— BEGIN —

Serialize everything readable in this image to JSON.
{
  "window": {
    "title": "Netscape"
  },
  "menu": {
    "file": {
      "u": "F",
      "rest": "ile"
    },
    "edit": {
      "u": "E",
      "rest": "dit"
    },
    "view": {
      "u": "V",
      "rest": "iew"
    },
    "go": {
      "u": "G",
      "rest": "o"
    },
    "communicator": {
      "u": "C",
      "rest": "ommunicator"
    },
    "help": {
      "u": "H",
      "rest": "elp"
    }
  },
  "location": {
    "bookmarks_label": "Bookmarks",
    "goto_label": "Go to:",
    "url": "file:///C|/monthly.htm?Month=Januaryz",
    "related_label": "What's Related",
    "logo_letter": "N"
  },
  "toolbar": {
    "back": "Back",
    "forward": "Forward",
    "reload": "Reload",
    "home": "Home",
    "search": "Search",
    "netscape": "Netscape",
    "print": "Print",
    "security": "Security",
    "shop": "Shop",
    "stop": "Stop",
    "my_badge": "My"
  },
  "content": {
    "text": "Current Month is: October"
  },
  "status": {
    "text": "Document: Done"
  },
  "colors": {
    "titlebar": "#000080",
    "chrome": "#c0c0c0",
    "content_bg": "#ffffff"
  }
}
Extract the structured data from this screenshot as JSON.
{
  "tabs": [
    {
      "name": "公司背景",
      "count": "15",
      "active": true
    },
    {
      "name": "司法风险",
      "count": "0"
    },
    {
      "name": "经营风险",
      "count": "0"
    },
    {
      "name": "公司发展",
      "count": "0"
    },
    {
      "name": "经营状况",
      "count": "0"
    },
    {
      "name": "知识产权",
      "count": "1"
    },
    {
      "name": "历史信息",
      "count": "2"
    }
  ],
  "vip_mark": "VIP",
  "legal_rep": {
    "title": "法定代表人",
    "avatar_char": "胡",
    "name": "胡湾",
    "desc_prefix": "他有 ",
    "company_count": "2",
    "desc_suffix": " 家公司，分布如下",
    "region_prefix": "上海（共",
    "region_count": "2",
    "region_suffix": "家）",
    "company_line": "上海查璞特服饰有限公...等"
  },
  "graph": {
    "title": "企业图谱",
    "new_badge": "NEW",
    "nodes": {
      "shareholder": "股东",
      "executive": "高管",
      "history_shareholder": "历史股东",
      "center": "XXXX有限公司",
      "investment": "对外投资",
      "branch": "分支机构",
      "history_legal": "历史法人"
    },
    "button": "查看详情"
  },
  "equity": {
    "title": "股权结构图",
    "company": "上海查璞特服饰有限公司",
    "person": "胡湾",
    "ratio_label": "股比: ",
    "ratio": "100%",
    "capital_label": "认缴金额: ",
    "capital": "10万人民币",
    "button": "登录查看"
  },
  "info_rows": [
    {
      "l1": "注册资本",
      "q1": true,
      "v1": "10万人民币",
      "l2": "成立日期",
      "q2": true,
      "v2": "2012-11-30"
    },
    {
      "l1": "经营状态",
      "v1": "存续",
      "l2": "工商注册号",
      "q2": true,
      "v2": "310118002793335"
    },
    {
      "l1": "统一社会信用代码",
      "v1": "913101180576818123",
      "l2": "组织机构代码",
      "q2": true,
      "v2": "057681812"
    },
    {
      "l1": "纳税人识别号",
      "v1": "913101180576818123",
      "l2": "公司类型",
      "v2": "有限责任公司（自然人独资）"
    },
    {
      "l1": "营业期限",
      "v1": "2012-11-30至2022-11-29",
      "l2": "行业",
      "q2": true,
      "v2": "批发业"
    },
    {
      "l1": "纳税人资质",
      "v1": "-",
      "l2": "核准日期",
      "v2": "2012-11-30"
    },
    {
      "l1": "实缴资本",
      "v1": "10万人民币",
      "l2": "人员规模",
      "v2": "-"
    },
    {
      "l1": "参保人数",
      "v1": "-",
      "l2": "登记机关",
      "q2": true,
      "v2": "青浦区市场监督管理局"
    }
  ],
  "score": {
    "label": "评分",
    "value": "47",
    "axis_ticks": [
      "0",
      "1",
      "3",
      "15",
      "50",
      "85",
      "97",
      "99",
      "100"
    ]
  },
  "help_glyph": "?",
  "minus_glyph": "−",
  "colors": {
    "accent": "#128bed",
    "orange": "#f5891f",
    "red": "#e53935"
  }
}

— END —

The records above should all be quoted exactly, please.

■ Exercise answer
Serialize everything readable in this image to JSON.
{
  "window": {
    "title": "Netscape"
  },
  "menu": {
    "file": {
      "u": "F",
      "rest": "ile"
    },
    "edit": {
      "u": "E",
      "rest": "dit"
    },
    "view": {
      "u": "V",
      "rest": "iew"
    },
    "go": {
      "u": "G",
      "rest": "o"
    },
    "communicator": {
      "u": "C",
      "rest": "ommunicator"
    },
    "help": {
      "u": "H",
      "rest": "elp"
    }
  },
  "location": {
    "bookmarks_label": "Bookmarks",
    "goto_label": "Go to:",
    "url": "file:///C|/monthly.htm?Month=Januaryz",
    "related_label": "What's Related",
    "logo_letter": "N"
  },
  "toolbar": {
    "back": "Back",
    "forward": "Forward",
    "reload": "Reload",
    "home": "Home",
    "search": "Search",
    "netscape": "Netscape",
    "print": "Print",
    "security": "Security",
    "shop": "Shop",
    "stop": "Stop",
    "my_badge": "My"
  },
  "content": {
    "text": "Current Month is: October"
  },
  "status": {
    "text": "Document: Done"
  },
  "colors": {
    "titlebar": "#000080",
    "chrome": "#c0c0c0",
    "content_bg": "#ffffff"
  }
}
Extract the structured data from this screenshot as JSON.
{
  "tabs": [
    {
      "name": "公司背景",
      "count": "15",
      "active": true
    },
    {
      "name": "司法风险",
      "count": "0"
    },
    {
      "name": "经营风险",
      "count": "0"
    },
    {
      "name": "公司发展",
      "count": "0"
    },
    {
      "name": "经营状况",
      "count": "0"
    },
    {
      "name": "知识产权",
      "count": "1"
    },
    {
      "name": "历史信息",
      "count": "2"
    }
  ],
  "vip_mark": "VIP",
  "legal_rep": {
    "title": "法定代表人",
    "avatar_char": "胡",
    "name": "胡湾",
    "desc_prefix": "他有 ",
    "company_count": "2",
    "desc_suffix": " 家公司，分布如下",
    "region_prefix": "上海（共",
    "region_count": "2",
    "region_suffix": "家）",
    "company_line": "上海查璞特服饰有限公...等"
  },
  "graph": {
    "title": "企业图谱",
    "new_badge": "NEW",
    "nodes": {
      "shareholder": "股东",
      "executive": "高管",
      "history_shareholder": "历史股东",
      "center": "XXXX有限公司",
      "investment": "对外投资",
      "branch": "分支机构",
      "history_legal": "历史法人"
    },
    "button": "查看详情"
  },
  "equity": {
    "title": "股权结构图",
    "company": "上海查璞特服饰有限公司",
    "person": "胡湾",
    "ratio_label": "股比: ",
    "ratio": "100%",
    "capital_label": "认缴金额: ",
    "capital": "10万人民币",
    "button": "登录查看"
  },
  "info_rows": [
    {
      "l1": "注册资本",
      "q1": true,
      "v1": "10万人民币",
      "l2": "成立日期",
      "q2": true,
      "v2": "2012-11-30"
    },
    {
      "l1": "经营状态",
      "v1": "存续",
      "l2": "工商注册号",
      "q2": true,
      "v2": "310118002793335"
    },
    {
      "l1": "统一社会信用代码",
      "v1": "913101180576818123",
      "l2": "组织机构代码",
      "q2": true,
      "v2": "057681812"
    },
    {
      "l1": "纳税人识别号",
      "v1": "913101180576818123",
      "l2": "公司类型",
      "v2": "有限责任公司（自然人独资）"
    },
    {
      "l1": "营业期限",
      "v1": "2012-11-30至2022-11-29",
      "l2": "行业",
      "q2": true,
      "v2": "批发业"
    },
    {
      "l1": "纳税人资质",
      "v1": "-",
      "l2": "核准日期",
      "v2": "2012-11-30"
    },
    {
      "l1": "实缴资本",
      "v1": "10万人民币",
      "l2": "人员规模",
      "v2": "-"
    },
    {
      "l1": "参保人数",
      "v1": "-",
      "l2": "登记机关",
      "q2": true,
      "v2": "青浦区市场监督管理局"
    }
  ],
  "score": {
    "label": "评分",
    "value": "47",
    "axis_ticks": [
      "0",
      "1",
      "3",
      "15",
      "50",
      "85",
      "97",
      "99",
      "100"
    ]
  },
  "help_glyph": "?",
  "minus_glyph": "−",
  "colors": {
    "accent": "#128bed",
    "orange": "#f5891f",
    "red": "#e53935"
  }
}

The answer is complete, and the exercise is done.